* _EXERCISE_
Copy each line that holds "деятельности".

* _TASK DATA_

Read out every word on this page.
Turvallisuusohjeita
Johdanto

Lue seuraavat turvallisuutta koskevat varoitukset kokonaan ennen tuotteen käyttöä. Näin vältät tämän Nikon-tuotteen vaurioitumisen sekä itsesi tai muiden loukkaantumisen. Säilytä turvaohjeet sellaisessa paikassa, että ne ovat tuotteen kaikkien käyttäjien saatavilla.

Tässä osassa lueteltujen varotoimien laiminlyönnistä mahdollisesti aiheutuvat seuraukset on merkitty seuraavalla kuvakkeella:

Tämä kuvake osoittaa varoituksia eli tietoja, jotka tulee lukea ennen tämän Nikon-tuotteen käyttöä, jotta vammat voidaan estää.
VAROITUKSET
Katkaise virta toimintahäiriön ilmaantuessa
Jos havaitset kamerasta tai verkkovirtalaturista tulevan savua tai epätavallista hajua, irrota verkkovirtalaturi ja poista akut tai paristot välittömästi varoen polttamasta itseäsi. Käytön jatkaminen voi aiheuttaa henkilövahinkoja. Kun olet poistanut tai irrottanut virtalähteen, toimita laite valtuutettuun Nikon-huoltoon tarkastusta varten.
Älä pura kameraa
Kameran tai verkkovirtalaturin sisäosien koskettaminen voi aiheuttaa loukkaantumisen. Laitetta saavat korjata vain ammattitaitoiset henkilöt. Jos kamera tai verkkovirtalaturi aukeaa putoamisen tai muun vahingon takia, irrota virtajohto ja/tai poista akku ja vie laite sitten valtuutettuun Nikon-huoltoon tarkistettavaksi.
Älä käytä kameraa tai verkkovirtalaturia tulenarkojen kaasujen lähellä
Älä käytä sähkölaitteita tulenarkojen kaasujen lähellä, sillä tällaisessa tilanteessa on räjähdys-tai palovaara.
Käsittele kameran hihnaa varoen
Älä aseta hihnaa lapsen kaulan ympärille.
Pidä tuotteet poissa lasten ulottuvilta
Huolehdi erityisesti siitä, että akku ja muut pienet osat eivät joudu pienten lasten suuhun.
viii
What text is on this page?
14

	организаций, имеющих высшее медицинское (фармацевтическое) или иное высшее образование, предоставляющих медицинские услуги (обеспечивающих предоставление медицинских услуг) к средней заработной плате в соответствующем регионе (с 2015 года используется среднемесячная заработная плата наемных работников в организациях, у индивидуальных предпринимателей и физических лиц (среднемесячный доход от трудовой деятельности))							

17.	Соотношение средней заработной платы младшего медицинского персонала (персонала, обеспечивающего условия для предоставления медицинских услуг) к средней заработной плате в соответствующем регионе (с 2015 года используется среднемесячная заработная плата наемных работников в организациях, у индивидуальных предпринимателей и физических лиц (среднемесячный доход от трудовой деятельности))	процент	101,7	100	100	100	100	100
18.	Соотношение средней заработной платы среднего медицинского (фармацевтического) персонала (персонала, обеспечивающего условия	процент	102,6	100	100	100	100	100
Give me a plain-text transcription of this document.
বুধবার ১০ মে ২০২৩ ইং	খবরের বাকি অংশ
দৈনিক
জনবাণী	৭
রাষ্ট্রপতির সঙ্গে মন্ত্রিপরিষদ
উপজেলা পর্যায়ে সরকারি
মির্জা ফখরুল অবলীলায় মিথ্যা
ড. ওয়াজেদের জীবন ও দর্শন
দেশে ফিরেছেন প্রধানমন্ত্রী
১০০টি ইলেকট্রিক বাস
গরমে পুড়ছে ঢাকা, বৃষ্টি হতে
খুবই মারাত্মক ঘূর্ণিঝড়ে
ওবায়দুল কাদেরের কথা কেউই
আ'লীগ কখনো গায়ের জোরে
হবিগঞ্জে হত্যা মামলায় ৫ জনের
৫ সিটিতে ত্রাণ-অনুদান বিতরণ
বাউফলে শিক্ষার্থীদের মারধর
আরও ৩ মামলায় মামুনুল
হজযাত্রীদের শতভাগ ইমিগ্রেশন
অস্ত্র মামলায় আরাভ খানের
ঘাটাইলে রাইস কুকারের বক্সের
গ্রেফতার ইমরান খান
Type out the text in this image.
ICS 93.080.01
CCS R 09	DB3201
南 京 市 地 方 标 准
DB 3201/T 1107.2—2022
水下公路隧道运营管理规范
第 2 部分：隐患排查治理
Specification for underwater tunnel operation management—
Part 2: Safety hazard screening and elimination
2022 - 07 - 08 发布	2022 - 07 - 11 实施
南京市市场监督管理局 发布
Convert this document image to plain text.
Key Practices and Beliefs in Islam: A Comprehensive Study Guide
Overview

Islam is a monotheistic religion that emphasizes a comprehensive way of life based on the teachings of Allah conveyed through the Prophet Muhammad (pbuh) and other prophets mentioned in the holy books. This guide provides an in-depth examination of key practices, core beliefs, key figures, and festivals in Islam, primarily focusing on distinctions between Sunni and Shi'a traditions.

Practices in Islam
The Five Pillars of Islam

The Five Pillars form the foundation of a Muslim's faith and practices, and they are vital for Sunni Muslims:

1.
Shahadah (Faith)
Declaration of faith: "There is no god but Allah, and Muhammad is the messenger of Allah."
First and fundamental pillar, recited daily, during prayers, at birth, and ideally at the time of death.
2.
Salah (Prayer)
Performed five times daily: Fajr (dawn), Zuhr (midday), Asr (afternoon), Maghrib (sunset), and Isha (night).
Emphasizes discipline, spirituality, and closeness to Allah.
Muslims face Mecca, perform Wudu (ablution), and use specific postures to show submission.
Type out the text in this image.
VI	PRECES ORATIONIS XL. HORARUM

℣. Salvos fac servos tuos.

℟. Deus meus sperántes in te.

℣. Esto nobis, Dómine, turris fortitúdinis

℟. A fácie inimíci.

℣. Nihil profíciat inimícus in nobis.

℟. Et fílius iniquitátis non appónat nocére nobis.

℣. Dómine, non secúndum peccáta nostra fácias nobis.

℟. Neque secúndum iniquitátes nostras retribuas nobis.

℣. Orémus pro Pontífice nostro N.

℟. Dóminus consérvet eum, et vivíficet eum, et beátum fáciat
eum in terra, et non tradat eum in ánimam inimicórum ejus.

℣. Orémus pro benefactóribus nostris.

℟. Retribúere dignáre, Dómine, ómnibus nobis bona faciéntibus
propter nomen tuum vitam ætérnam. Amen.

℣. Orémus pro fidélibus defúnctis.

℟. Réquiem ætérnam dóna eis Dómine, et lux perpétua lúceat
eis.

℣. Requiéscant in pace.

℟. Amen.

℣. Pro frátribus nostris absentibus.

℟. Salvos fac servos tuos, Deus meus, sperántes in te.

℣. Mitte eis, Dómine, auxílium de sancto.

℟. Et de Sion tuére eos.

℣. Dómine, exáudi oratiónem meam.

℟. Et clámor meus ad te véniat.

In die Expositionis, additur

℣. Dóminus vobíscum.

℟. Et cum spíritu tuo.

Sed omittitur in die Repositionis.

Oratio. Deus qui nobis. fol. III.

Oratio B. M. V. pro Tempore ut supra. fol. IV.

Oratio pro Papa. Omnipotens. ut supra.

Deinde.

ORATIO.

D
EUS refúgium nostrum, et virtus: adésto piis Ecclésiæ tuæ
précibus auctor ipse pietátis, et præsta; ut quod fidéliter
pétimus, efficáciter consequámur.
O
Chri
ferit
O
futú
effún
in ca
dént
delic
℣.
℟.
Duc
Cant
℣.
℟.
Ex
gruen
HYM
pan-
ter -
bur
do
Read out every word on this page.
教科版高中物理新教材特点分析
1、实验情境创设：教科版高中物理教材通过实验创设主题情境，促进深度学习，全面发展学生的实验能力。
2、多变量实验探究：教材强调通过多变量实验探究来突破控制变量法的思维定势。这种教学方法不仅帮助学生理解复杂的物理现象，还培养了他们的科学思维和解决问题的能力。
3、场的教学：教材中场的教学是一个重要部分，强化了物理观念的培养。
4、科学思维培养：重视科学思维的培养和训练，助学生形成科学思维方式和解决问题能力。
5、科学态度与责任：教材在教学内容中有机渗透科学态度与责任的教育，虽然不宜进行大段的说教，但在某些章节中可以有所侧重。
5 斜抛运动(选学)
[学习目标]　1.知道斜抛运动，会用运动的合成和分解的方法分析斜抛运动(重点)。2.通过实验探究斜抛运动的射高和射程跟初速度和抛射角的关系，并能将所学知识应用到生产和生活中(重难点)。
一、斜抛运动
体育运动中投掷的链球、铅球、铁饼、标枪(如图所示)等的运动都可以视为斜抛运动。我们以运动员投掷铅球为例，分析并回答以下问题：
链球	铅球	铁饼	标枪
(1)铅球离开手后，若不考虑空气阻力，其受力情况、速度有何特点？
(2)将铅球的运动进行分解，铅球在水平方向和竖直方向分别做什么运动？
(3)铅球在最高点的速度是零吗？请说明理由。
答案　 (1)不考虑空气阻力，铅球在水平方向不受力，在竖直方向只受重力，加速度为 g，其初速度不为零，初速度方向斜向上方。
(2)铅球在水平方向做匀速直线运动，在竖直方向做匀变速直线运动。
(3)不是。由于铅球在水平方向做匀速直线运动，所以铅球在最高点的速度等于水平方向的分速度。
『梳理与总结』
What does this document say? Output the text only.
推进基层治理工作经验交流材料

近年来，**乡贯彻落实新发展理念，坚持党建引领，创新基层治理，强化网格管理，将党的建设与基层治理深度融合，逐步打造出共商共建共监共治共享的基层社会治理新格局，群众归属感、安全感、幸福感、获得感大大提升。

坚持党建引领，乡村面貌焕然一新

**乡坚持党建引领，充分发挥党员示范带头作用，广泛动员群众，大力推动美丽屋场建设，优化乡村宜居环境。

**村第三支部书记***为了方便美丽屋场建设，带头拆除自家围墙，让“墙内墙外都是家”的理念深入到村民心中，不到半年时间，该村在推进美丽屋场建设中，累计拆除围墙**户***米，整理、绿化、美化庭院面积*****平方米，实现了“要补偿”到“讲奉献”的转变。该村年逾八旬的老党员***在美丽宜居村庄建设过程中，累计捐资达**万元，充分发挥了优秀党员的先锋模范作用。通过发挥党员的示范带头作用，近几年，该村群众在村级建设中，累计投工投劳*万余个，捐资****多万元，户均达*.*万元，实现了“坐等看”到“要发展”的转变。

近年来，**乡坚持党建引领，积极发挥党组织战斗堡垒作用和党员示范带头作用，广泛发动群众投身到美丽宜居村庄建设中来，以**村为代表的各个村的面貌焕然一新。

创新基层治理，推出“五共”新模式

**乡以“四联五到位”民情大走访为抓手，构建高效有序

* _ANSWER TO THE TASK_
	организаций, имеющих высшее медицинское (фармацевтическое) или иное высшее образование, предоставляющих медицинские услуги (обеспечивающих предоставление медицинских услуг) к средней заработной плате в соответствующем регионе (с 2015 года используется среднемесячная заработная плата наемных работников в организациях, у индивидуальных предпринимателей и физических лиц (среднемесячный доход от трудовой деятельности))							
17.	Соотношение средней заработной платы младшего медицинского персонала (персонала, обеспечивающего условия для предоставления медицинских услуг) к средней заработной плате в соответствующем регионе (с 2015 года используется среднемесячная заработная плата наемных работников в организациях, у индивидуальных предпринимателей и физических лиц (среднемесячный доход от трудовой деятельности))	процент	101,7	100	100	100	100	100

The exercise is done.